→ TASK DESCRIPTION
Look for "JSON" in the listing below. Gather each line that contains it.

(Figure record listings)
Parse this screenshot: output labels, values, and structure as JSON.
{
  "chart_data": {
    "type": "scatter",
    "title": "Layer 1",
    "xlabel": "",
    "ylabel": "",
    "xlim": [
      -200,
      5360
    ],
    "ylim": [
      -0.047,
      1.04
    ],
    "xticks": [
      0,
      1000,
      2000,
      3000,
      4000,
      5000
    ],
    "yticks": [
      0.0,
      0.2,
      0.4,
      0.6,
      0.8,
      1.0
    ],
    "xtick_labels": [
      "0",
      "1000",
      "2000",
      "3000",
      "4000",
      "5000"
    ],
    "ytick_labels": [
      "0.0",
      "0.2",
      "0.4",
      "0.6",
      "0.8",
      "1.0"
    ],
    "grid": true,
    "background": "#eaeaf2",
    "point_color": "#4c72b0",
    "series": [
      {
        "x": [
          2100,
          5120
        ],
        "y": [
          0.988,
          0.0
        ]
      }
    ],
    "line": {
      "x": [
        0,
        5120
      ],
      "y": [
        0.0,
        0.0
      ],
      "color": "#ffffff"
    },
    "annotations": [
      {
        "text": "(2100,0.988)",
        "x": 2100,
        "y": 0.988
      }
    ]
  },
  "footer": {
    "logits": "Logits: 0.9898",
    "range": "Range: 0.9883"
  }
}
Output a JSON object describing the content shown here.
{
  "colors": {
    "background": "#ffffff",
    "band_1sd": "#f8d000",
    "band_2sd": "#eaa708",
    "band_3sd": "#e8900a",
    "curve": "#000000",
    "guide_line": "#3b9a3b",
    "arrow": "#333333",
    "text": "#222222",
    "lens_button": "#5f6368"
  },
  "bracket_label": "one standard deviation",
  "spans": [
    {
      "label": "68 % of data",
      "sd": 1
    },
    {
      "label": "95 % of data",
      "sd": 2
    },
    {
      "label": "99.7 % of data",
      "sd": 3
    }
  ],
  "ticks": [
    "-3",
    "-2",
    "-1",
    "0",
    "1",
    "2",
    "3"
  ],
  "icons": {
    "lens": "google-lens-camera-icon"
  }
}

→ RESULT OF THE TASK
Parse this screenshot: output labels, values, and structure as JSON.
Output a JSON object describing the content shown here.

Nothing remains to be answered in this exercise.